Items from a figure collection:
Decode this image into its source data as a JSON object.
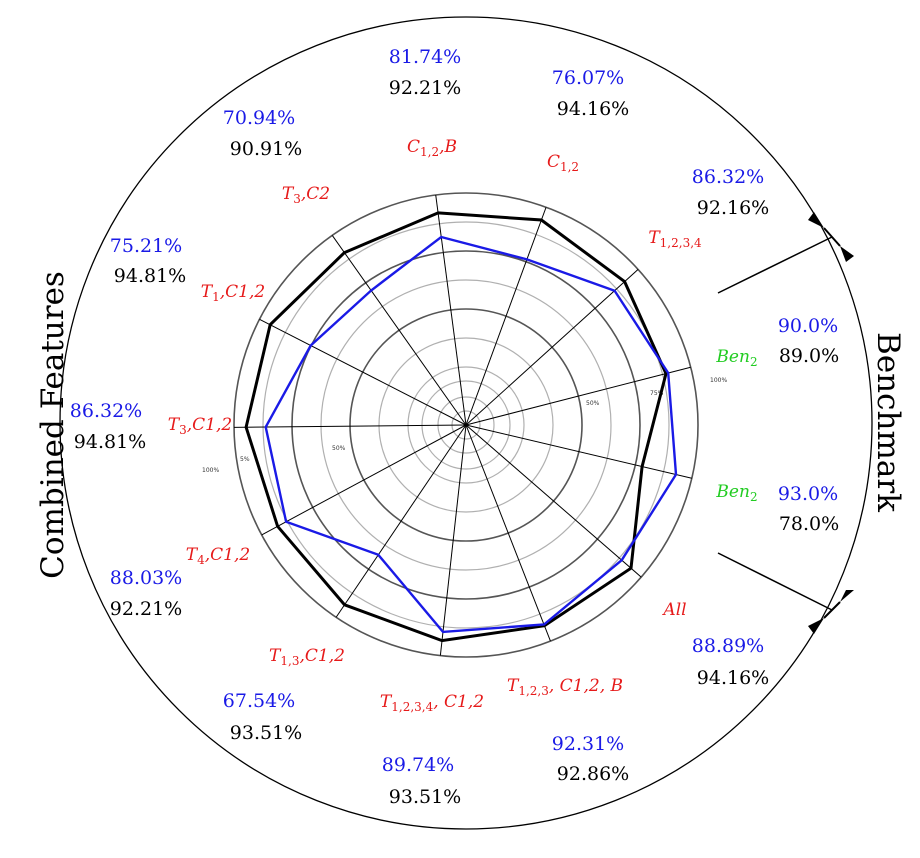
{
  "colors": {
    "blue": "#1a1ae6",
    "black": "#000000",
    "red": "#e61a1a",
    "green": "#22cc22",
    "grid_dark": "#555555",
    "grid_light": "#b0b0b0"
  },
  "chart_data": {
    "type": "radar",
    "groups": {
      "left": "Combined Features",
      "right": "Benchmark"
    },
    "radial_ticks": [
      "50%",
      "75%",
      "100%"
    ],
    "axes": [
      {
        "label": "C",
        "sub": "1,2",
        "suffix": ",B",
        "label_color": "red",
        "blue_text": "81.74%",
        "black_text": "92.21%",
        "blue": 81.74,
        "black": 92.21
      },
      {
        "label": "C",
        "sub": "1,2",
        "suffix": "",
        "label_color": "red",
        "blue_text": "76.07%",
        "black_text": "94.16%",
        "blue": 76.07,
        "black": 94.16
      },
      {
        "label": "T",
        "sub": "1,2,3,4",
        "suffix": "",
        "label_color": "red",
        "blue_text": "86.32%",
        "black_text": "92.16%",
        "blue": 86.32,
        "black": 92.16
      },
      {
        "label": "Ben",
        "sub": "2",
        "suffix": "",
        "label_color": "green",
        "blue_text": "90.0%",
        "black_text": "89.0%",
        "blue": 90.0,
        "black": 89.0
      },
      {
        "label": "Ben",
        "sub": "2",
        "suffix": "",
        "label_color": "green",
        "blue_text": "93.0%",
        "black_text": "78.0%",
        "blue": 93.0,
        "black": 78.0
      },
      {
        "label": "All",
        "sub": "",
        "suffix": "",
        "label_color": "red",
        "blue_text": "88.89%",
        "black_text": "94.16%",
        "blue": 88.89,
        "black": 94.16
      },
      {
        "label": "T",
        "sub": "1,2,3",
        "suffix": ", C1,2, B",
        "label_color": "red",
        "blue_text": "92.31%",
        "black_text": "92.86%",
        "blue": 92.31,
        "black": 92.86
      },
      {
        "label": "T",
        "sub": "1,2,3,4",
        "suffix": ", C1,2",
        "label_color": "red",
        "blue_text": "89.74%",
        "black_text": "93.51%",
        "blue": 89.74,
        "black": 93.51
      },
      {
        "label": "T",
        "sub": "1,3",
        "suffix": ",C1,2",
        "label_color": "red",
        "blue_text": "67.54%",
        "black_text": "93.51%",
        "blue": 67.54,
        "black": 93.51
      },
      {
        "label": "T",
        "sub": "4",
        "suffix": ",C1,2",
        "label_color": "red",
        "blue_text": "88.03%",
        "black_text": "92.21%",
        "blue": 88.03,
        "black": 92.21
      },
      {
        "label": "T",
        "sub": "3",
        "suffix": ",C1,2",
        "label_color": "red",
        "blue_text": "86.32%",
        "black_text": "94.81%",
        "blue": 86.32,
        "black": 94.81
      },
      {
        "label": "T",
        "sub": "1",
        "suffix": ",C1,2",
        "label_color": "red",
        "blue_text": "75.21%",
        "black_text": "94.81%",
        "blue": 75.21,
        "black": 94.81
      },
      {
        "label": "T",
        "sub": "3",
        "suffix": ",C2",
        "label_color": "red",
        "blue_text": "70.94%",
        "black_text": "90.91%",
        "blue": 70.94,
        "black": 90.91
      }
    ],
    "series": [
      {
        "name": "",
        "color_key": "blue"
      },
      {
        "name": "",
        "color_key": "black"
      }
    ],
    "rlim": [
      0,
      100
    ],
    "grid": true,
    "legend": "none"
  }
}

---

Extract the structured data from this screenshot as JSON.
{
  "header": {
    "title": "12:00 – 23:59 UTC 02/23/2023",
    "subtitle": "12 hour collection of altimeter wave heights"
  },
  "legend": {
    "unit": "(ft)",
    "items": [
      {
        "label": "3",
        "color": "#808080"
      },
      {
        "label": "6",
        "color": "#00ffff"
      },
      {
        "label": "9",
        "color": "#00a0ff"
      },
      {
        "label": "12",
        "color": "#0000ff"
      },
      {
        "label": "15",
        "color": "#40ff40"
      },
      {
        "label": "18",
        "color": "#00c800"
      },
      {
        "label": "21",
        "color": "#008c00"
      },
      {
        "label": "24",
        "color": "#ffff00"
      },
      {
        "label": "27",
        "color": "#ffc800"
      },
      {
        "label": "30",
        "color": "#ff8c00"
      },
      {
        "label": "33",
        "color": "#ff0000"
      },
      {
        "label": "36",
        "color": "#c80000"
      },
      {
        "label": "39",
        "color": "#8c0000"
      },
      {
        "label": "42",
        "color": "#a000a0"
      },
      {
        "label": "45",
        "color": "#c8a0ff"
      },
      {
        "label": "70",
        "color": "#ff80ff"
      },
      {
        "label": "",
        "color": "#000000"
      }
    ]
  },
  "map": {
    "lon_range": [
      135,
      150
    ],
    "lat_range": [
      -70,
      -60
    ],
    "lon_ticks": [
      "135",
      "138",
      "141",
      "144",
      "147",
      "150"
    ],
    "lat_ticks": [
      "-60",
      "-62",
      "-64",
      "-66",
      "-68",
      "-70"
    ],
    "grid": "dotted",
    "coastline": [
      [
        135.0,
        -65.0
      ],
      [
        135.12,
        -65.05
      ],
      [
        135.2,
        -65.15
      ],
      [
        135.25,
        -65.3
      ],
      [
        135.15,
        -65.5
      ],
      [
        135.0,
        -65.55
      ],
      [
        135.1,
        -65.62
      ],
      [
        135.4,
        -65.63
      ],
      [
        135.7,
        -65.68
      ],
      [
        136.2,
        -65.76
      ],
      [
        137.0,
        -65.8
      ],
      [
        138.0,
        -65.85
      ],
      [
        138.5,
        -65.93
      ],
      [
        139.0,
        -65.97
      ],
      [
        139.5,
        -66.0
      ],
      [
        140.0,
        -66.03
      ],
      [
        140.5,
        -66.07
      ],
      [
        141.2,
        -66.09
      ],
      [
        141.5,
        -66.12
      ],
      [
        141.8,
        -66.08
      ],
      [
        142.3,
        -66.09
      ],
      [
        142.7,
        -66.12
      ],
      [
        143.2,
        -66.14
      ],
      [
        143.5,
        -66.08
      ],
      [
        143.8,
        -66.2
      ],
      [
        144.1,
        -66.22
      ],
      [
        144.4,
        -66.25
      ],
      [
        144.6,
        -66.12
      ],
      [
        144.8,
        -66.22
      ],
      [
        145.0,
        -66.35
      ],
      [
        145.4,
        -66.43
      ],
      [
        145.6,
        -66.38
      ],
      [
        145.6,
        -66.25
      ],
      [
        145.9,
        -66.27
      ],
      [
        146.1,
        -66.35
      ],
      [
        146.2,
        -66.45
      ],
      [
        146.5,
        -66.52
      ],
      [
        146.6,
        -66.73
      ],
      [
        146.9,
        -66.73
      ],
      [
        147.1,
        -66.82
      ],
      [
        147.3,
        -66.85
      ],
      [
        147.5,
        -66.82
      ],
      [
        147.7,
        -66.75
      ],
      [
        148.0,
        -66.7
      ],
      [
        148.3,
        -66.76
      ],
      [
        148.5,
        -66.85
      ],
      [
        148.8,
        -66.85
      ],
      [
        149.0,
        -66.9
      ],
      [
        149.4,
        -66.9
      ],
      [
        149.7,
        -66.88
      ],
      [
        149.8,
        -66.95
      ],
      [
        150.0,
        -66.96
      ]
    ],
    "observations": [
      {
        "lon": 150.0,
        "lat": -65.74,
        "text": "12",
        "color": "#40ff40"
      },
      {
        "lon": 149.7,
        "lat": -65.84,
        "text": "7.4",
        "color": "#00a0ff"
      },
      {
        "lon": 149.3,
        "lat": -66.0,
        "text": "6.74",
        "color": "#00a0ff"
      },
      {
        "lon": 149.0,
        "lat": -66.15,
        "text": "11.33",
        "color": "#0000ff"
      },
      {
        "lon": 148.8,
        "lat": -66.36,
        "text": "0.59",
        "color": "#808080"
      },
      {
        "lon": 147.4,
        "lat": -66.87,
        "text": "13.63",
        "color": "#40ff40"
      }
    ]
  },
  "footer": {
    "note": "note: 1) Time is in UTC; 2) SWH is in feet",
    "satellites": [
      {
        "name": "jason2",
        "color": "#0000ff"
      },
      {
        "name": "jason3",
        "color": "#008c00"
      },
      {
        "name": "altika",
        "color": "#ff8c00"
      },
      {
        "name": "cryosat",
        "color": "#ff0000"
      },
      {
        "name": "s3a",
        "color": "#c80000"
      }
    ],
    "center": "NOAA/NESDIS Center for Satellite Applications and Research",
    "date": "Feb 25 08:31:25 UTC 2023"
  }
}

▸ Task requirements
Copy every line of the material in which the word "this" occurs.

▸ Result
Decode this image into its source data as a JSON object.
Extract the structured data from this screenshot as JSON.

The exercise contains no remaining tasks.